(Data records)
________________

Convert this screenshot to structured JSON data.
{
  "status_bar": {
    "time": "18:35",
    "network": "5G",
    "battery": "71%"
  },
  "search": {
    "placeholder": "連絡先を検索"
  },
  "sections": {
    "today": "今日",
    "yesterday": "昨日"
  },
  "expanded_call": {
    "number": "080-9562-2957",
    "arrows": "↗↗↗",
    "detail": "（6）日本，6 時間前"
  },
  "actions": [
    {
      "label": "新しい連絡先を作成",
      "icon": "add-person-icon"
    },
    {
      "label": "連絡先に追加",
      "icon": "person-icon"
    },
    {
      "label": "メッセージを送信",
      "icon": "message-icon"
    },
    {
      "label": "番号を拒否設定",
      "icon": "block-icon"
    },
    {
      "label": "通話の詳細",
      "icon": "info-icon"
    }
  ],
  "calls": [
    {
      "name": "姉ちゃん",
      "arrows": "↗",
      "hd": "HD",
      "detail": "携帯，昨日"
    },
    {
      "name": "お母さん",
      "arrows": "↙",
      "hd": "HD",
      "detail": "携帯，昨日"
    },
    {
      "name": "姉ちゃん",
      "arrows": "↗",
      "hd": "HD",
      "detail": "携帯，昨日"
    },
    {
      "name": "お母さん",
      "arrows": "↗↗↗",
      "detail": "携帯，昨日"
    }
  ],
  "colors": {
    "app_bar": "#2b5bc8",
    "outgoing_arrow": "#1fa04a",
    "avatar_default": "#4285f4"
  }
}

________________

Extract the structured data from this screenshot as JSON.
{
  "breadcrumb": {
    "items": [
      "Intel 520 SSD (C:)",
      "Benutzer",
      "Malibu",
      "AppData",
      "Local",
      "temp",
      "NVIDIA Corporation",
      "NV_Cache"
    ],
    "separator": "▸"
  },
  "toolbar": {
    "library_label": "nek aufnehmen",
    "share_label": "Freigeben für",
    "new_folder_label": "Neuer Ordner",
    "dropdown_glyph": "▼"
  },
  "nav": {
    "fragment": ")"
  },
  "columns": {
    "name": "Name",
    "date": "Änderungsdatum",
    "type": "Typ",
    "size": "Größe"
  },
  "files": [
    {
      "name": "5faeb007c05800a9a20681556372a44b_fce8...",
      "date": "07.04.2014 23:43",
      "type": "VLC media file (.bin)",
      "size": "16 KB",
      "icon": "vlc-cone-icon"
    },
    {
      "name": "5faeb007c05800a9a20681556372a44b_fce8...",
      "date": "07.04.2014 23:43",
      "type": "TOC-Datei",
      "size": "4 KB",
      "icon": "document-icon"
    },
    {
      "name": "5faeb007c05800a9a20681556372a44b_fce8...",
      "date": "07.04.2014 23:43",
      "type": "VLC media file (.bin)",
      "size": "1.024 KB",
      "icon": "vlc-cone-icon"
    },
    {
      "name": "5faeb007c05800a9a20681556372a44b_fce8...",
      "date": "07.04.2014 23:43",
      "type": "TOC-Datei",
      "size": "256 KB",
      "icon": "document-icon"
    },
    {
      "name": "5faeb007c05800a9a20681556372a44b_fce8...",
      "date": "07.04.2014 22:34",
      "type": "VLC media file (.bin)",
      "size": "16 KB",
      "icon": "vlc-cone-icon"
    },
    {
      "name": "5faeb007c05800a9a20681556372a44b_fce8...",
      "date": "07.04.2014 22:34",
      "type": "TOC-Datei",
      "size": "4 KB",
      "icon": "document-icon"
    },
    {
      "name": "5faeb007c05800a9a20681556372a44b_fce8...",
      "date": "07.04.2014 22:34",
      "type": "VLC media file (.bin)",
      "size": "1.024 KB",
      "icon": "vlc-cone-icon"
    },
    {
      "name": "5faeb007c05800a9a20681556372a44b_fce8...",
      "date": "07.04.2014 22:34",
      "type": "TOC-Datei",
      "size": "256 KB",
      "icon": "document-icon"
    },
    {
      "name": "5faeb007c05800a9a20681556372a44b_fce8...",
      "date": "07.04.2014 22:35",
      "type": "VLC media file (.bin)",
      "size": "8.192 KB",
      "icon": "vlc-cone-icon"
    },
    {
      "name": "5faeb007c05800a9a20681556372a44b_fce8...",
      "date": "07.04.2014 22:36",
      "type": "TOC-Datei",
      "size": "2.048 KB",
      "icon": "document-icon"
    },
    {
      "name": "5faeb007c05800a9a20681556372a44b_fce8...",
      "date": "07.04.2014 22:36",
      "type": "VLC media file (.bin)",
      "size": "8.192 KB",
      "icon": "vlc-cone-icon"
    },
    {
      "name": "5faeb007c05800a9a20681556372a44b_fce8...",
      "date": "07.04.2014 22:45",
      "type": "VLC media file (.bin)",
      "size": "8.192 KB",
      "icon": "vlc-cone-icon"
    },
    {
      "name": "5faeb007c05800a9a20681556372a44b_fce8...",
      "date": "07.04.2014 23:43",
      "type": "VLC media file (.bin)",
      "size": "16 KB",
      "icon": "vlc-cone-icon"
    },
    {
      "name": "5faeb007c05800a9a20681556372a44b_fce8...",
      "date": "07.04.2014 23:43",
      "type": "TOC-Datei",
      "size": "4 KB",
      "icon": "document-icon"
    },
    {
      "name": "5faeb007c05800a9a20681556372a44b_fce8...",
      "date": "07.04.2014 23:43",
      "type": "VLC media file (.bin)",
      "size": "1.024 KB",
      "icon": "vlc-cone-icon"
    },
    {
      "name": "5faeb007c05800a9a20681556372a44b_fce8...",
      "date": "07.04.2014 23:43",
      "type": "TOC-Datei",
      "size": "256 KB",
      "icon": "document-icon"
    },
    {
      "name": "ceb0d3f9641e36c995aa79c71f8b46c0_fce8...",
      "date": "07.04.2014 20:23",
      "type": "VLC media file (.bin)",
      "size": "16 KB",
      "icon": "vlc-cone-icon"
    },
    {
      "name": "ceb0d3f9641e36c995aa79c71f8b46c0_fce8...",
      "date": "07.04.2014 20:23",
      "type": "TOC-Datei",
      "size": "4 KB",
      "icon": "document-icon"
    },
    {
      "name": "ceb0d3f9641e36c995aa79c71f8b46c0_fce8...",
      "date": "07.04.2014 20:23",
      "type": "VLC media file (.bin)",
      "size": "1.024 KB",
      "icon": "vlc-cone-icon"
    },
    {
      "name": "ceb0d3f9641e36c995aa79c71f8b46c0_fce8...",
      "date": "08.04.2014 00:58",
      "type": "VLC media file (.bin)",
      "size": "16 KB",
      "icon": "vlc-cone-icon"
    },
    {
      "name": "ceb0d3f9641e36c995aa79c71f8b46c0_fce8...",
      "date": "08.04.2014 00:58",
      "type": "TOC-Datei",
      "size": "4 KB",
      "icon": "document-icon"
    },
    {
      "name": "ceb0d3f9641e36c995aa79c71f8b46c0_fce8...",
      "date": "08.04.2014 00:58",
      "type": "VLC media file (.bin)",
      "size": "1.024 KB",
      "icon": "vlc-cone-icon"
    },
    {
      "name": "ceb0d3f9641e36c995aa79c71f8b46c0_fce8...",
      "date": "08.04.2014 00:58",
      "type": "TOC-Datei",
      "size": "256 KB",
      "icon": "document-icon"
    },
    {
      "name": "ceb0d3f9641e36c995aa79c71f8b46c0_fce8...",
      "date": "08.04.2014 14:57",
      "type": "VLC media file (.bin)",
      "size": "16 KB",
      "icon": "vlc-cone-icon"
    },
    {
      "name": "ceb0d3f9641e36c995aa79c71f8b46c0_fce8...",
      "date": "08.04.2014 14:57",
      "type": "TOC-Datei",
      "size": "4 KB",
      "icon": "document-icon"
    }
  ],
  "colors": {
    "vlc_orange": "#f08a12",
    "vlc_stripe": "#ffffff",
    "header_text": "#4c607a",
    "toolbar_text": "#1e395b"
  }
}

________________

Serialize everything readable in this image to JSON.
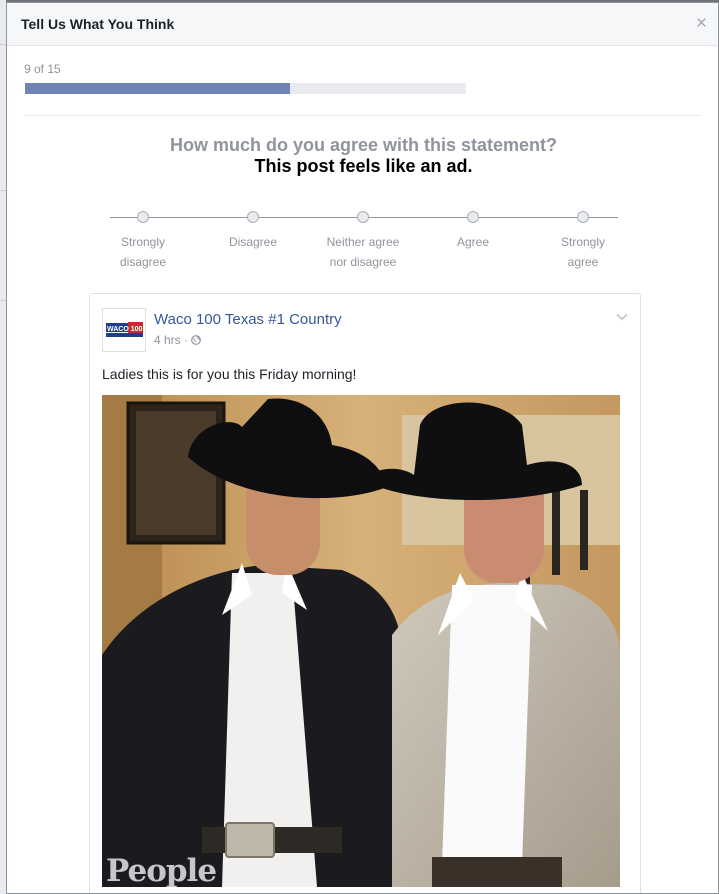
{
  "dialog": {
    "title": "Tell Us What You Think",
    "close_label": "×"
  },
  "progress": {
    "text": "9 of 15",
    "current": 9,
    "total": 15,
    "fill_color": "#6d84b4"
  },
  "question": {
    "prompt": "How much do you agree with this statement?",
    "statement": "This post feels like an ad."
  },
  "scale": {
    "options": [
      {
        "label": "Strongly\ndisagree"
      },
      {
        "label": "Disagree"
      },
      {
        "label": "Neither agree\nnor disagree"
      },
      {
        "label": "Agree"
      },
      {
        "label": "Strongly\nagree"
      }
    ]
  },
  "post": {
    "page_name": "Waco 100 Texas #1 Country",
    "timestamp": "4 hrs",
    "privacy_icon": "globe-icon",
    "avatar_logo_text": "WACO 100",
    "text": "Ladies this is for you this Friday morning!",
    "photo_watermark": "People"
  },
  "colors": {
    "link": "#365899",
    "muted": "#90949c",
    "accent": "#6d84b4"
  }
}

________________

YOUR TASK
Search the records for the string "person" and return every line in which it occurs.

RESPONSE TO THE TASK
      "icon": "add-person-icon"
      "icon": "person-icon"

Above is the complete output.